Provided records:
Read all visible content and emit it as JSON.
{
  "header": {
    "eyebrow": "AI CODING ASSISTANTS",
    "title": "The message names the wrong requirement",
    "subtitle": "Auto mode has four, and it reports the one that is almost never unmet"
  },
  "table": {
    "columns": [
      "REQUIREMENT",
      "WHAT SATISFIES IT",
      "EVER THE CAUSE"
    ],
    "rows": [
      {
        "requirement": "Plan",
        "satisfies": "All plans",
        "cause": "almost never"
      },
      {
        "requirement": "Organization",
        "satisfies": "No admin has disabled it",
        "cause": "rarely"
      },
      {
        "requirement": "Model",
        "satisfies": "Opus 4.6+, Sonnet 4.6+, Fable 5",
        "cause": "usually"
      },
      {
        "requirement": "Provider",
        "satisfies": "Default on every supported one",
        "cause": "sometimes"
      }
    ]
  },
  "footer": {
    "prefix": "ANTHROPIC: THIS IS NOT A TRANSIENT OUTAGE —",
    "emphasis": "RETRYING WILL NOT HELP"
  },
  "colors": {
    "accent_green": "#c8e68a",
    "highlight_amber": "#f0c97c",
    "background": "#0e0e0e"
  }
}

Goal: Locate the lines above that contain "almost" and copy them.

The answer:
    "subtitle": "Auto mode has four, and it reports the one that is almost never unmet"
        "cause": "almost never"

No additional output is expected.